> [What you should do]:
Below are some records; repeat them all exactly, minus the pictures.

> [Stored rows]:
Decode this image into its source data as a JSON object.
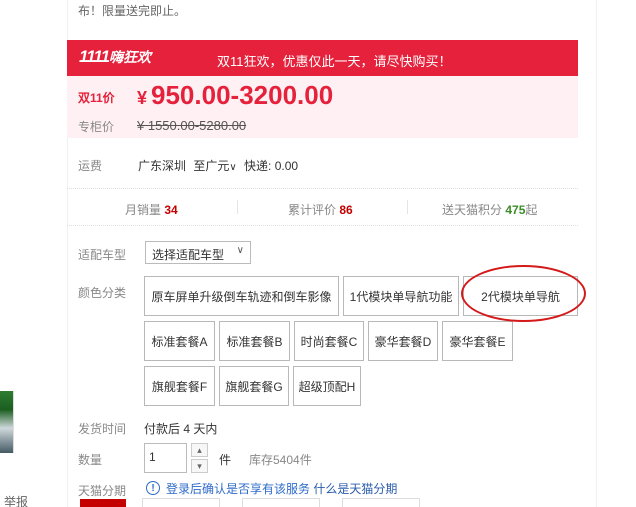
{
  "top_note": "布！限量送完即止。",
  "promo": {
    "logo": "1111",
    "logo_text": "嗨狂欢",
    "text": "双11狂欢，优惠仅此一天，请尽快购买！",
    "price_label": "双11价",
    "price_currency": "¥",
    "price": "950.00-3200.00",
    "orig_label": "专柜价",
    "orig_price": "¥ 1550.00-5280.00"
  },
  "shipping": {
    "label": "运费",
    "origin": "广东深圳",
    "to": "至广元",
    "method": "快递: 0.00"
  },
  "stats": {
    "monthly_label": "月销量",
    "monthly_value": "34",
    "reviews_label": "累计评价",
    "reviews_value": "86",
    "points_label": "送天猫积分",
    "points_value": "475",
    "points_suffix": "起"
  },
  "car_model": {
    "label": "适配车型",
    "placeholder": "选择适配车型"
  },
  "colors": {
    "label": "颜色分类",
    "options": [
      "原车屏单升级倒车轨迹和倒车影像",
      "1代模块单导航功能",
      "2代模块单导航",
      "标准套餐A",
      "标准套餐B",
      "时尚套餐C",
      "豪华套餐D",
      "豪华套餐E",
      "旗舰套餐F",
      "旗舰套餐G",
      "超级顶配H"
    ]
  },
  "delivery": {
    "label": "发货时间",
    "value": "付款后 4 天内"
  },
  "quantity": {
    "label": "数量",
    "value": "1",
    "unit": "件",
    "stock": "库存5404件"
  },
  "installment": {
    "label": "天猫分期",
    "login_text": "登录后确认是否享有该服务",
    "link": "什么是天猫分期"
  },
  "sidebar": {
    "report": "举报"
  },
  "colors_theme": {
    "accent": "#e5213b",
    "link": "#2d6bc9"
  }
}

> [Finished exercise]:
Decode this image into its source data as a JSON object.
{
  "top_note": "布！限量送完即止。",
  "promo": {
    "logo": "1111",
    "logo_text": "嗨狂欢",
    "text": "双11狂欢，优惠仅此一天，请尽快购买！",
    "price_label": "双11价",
    "price_currency": "¥",
    "price": "950.00-3200.00",
    "orig_label": "专柜价",
    "orig_price": "¥ 1550.00-5280.00"
  },
  "shipping": {
    "label": "运费",
    "origin": "广东深圳",
    "to": "至广元",
    "method": "快递: 0.00"
  },
  "stats": {
    "monthly_label": "月销量",
    "monthly_value": "34",
    "reviews_label": "累计评价",
    "reviews_value": "86",
    "points_label": "送天猫积分",
    "points_value": "475",
    "points_suffix": "起"
  },
  "car_model": {
    "label": "适配车型",
    "placeholder": "选择适配车型"
  },
  "colors": {
    "label": "颜色分类",
    "options": [
      "原车屏单升级倒车轨迹和倒车影像",
      "1代模块单导航功能",
      "2代模块单导航",
      "标准套餐A",
      "标准套餐B",
      "时尚套餐C",
      "豪华套餐D",
      "豪华套餐E",
      "旗舰套餐F",
      "旗舰套餐G",
      "超级顶配H"
    ]
  },
  "delivery": {
    "label": "发货时间",
    "value": "付款后 4 天内"
  },
  "quantity": {
    "label": "数量",
    "value": "1",
    "unit": "件",
    "stock": "库存5404件"
  },
  "installment": {
    "label": "天猫分期",
    "login_text": "登录后确认是否享有该服务",
    "link": "什么是天猫分期"
  },
  "sidebar": {
    "report": "举报"
  },
  "colors_theme": {
    "accent": "#e5213b",
    "link": "#2d6bc9"
  }
}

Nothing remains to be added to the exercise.